Extracted data entries
■ ■ ■ ■ ■ ■ ■

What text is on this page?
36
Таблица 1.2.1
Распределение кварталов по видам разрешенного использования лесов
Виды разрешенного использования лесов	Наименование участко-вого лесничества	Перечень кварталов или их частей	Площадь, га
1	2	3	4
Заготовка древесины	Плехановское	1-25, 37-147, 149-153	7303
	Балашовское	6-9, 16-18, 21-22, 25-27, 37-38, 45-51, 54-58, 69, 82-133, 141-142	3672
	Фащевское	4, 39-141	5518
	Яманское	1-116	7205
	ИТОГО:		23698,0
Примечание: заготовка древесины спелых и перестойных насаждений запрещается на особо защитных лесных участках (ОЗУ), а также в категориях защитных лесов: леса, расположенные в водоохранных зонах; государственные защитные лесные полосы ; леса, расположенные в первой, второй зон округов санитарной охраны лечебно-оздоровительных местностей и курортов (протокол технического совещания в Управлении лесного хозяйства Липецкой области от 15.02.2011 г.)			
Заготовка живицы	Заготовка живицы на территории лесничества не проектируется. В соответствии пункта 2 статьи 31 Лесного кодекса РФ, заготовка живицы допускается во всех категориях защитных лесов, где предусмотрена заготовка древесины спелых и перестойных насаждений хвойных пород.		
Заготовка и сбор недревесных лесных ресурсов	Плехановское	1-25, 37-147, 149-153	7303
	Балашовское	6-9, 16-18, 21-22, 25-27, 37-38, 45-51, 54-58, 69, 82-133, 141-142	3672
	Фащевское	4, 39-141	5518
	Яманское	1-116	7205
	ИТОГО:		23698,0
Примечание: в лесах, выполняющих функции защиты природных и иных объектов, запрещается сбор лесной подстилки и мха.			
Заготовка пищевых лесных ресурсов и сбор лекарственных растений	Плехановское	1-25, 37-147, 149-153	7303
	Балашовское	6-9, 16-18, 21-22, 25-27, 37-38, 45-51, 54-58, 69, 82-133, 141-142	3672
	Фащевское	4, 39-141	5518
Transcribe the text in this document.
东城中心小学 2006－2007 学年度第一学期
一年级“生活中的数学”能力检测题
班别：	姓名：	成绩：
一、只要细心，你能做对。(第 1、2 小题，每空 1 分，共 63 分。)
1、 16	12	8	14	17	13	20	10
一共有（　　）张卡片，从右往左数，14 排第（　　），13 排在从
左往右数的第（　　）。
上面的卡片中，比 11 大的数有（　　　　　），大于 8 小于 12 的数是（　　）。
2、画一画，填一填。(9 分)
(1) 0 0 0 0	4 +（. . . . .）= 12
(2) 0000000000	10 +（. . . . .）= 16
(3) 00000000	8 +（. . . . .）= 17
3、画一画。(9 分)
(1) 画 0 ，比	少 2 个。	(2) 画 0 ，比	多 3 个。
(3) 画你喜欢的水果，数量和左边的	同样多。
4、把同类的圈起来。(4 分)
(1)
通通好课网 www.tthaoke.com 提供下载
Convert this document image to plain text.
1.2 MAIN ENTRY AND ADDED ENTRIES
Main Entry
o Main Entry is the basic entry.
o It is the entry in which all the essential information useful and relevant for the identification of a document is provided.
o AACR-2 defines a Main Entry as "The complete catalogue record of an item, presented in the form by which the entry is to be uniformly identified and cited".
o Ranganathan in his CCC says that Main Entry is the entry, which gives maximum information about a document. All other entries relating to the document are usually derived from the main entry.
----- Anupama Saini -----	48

■ ■ ■ ■ ■ ■ ■

Write the material out again in its entirety, exactly as shown.

What text is on this page?
36
Таблица 1.2.1
Распределение кварталов по видам разрешенного использования лесов
Виды разрешенного использования лесов	Наименование участко-вого лесничества	Перечень кварталов или их частей	Площадь, га
1	2	3	4
Заготовка древесины	Плехановское	1-25, 37-147, 149-153	7303
	Балашовское	6-9, 16-18, 21-22, 25-27, 37-38, 45-51, 54-58, 69, 82-133, 141-142	3672
	Фащевское	4, 39-141	5518
	Яманское	1-116	7205
	ИТОГО:		23698,0
Примечание: заготовка древесины спелых и перестойных насаждений запрещается на особо защитных лесных участках (ОЗУ), а также в категориях защитных лесов: леса, расположенные в водоохранных зонах; государственные защитные лесные полосы ; леса, расположенные в первой, второй зон округов санитарной охраны лечебно-оздоровительных местностей и курортов (протокол технического совещания в Управлении лесного хозяйства Липецкой области от 15.02.2011 г.)			
Заготовка живицы	Заготовка живицы на территории лесничества не проектируется. В соответствии пункта 2 статьи 31 Лесного кодекса РФ, заготовка живицы допускается во всех категориях защитных лесов, где предусмотрена заготовка древесины спелых и перестойных насаждений хвойных пород.		
Заготовка и сбор недревесных лесных ресурсов	Плехановское	1-25, 37-147, 149-153	7303
	Балашовское	6-9, 16-18, 21-22, 25-27, 37-38, 45-51, 54-58, 69, 82-133, 141-142	3672
	Фащевское	4, 39-141	5518
	Яманское	1-116	7205
	ИТОГО:		23698,0
Примечание: в лесах, выполняющих функции защиты природных и иных объектов, запрещается сбор лесной подстилки и мха.			
Заготовка пищевых лесных ресурсов и сбор лекарственных растений	Плехановское	1-25, 37-147, 149-153	7303
	Балашовское	6-9, 16-18, 21-22, 25-27, 37-38, 45-51, 54-58, 69, 82-133, 141-142	3672
	Фащевское	4, 39-141	5518
Transcribe the text in this document.
东城中心小学 2006－2007 学年度第一学期
一年级“生活中的数学”能力检测题
班别：	姓名：	成绩：
一、只要细心，你能做对。(第 1、2 小题，每空 1 分，共 63 分。)
1、 16	12	8	14	17	13	20	10
一共有（　　）张卡片，从右往左数，14 排第（　　），13 排在从
左往右数的第（　　）。
上面的卡片中，比 11 大的数有（　　　　　），大于 8 小于 12 的数是（　　）。
2、画一画，填一填。(9 分)
(1) 0 0 0 0	4 +（. . . . .）= 12
(2) 0000000000	10 +（. . . . .）= 16
(3) 00000000	8 +（. . . . .）= 17
3、画一画。(9 分)
(1) 画 0 ，比	少 2 个。	(2) 画 0 ，比	多 3 个。
(3) 画你喜欢的水果，数量和左边的	同样多。
4、把同类的圈起来。(4 分)
(1)
通通好课网 www.tthaoke.com 提供下载
Convert this document image to plain text.
1.2 MAIN ENTRY AND ADDED ENTRIES
Main Entry
o Main Entry is the basic entry.
o It is the entry in which all the essential information useful and relevant for the identification of a document is provided.
o AACR-2 defines a Main Entry as "The complete catalogue record of an item, presented in the form by which the entry is to be uniformly identified and cited".
o Ranganathan in his CCC says that Main Entry is the entry, which gives maximum information about a document. All other entries relating to the document are usually derived from the main entry.
----- Anupama Saini -----	48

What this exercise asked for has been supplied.